## Short task
Transcribe the full listing below exactly.

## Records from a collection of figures
_____

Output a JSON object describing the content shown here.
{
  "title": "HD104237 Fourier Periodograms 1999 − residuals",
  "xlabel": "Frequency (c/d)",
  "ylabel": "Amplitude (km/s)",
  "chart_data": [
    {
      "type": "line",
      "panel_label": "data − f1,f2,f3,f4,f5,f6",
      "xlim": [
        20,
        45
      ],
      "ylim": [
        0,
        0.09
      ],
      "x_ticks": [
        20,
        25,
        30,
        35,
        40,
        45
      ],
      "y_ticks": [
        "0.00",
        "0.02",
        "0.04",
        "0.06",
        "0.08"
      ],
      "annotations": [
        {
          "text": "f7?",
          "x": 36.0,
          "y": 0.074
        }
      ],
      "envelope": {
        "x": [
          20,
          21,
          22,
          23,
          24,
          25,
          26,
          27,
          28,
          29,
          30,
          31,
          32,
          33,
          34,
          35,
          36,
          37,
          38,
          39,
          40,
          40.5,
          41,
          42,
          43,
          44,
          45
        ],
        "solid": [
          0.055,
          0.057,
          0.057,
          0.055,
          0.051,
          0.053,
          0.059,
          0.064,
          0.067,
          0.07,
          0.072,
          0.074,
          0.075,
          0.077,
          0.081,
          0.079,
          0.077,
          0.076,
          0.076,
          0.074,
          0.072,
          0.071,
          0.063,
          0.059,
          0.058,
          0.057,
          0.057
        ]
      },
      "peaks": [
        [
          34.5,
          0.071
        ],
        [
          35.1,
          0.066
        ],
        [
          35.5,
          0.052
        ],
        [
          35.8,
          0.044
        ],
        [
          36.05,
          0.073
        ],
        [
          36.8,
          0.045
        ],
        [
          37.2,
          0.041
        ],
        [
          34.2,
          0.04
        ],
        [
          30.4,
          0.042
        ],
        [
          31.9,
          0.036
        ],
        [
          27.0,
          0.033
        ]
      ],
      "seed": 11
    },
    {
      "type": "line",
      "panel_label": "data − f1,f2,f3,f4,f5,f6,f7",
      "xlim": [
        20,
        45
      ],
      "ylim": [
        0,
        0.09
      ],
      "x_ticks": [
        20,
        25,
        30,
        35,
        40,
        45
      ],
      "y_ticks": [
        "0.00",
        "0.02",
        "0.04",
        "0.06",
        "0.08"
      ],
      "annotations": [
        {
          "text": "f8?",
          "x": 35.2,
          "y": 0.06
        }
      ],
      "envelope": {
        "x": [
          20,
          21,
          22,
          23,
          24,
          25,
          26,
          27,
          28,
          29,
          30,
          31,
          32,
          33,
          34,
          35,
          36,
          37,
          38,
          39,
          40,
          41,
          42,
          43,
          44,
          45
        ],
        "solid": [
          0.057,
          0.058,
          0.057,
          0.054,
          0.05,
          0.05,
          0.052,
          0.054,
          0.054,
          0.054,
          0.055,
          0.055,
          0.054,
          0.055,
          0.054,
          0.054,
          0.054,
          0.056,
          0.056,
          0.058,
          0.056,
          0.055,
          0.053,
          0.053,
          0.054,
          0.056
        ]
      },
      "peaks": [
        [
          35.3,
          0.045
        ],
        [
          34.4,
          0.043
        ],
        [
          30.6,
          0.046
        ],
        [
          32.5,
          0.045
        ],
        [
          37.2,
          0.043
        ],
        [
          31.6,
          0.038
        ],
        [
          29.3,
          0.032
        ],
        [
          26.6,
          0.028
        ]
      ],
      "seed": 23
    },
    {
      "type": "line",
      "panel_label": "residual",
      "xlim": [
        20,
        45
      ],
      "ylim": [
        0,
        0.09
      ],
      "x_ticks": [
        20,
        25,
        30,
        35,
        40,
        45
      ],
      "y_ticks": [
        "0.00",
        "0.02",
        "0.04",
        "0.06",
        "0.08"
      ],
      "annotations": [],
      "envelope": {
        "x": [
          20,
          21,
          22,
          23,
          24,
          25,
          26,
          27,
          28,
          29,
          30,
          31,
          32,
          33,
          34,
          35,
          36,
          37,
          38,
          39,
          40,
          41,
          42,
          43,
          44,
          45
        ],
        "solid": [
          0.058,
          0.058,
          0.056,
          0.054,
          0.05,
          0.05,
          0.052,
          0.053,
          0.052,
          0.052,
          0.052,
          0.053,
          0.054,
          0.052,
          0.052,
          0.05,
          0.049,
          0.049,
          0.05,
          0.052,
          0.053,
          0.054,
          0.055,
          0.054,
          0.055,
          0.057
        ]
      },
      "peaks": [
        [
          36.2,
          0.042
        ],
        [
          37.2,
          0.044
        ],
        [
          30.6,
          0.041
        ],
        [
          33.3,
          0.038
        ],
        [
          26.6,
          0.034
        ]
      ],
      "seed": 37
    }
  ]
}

_____

## Written answer
Output a JSON object describing the content shown here.
{
  "title": "HD104237 Fourier Periodograms 1999 − residuals",
  "xlabel": "Frequency (c/d)",
  "ylabel": "Amplitude (km/s)",
  "chart_data": [
    {
      "type": "line",
      "panel_label": "data − f1,f2,f3,f4,f5,f6",
      "xlim": [
        20,
        45
      ],
      "ylim": [
        0,
        0.09
      ],
      "x_ticks": [
        20,
        25,
        30,
        35,
        40,
        45
      ],
      "y_ticks": [
        "0.00",
        "0.02",
        "0.04",
        "0.06",
        "0.08"
      ],
      "annotations": [
        {
          "text": "f7?",
          "x": 36.0,
          "y": 0.074
        }
      ],
      "envelope": {
        "x": [
          20,
          21,
          22,
          23,
          24,
          25,
          26,
          27,
          28,
          29,
          30,
          31,
          32,
          33,
          34,
          35,
          36,
          37,
          38,
          39,
          40,
          40.5,
          41,
          42,
          43,
          44,
          45
        ],
        "solid": [
          0.055,
          0.057,
          0.057,
          0.055,
          0.051,
          0.053,
          0.059,
          0.064,
          0.067,
          0.07,
          0.072,
          0.074,
          0.075,
          0.077,
          0.081,
          0.079,
          0.077,
          0.076,
          0.076,
          0.074,
          0.072,
          0.071,
          0.063,
          0.059,
          0.058,
          0.057,
          0.057
        ]
      },
      "peaks": [
        [
          34.5,
          0.071
        ],
        [
          35.1,
          0.066
        ],
        [
          35.5,
          0.052
        ],
        [
          35.8,
          0.044
        ],
        [
          36.05,
          0.073
        ],
        [
          36.8,
          0.045
        ],
        [
          37.2,
          0.041
        ],
        [
          34.2,
          0.04
        ],
        [
          30.4,
          0.042
        ],
        [
          31.9,
          0.036
        ],
        [
          27.0,
          0.033
        ]
      ],
      "seed": 11
    },
    {
      "type": "line",
      "panel_label": "data − f1,f2,f3,f4,f5,f6,f7",
      "xlim": [
        20,
        45
      ],
      "ylim": [
        0,
        0.09
      ],
      "x_ticks": [
        20,
        25,
        30,
        35,
        40,
        45
      ],
      "y_ticks": [
        "0.00",
        "0.02",
        "0.04",
        "0.06",
        "0.08"
      ],
      "annotations": [
        {
          "text": "f8?",
          "x": 35.2,
          "y": 0.06
        }
      ],
      "envelope": {
        "x": [
          20,
          21,
          22,
          23,
          24,
          25,
          26,
          27,
          28,
          29,
          30,
          31,
          32,
          33,
          34,
          35,
          36,
          37,
          38,
          39,
          40,
          41,
          42,
          43,
          44,
          45
        ],
        "solid": [
          0.057,
          0.058,
          0.057,
          0.054,
          0.05,
          0.05,
          0.052,
          0.054,
          0.054,
          0.054,
          0.055,
          0.055,
          0.054,
          0.055,
          0.054,
          0.054,
          0.054,
          0.056,
          0.056,
          0.058,
          0.056,
          0.055,
          0.053,
          0.053,
          0.054,
          0.056
        ]
      },
      "peaks": [
        [
          35.3,
          0.045
        ],
        [
          34.4,
          0.043
        ],
        [
          30.6,
          0.046
        ],
        [
          32.5,
          0.045
        ],
        [
          37.2,
          0.043
        ],
        [
          31.6,
          0.038
        ],
        [
          29.3,
          0.032
        ],
        [
          26.6,
          0.028
        ]
      ],
      "seed": 23
    },
    {
      "type": "line",
      "panel_label": "residual",
      "xlim": [
        20,
        45
      ],
      "ylim": [
        0,
        0.09
      ],
      "x_ticks": [
        20,
        25,
        30,
        35,
        40,
        45
      ],
      "y_ticks": [
        "0.00",
        "0.02",
        "0.04",
        "0.06",
        "0.08"
      ],
      "annotations": [],
      "envelope": {
        "x": [
          20,
          21,
          22,
          23,
          24,
          25,
          26,
          27,
          28,
          29,
          30,
          31,
          32,
          33,
          34,
          35,
          36,
          37,
          38,
          39,
          40,
          41,
          42,
          43,
          44,
          45
        ],
        "solid": [
          0.058,
          0.058,
          0.056,
          0.054,
          0.05,
          0.05,
          0.052,
          0.053,
          0.052,
          0.052,
          0.052,
          0.053,
          0.054,
          0.052,
          0.052,
          0.05,
          0.049,
          0.049,
          0.05,
          0.052,
          0.053,
          0.054,
          0.055,
          0.054,
          0.055,
          0.057
        ]
      },
      "peaks": [
        [
          36.2,
          0.042
        ],
        [
          37.2,
          0.044
        ],
        [
          30.6,
          0.041
        ],
        [
          33.3,
          0.038
        ],
        [
          26.6,
          0.034
        ]
      ],
      "seed": 37
    }
  ]
}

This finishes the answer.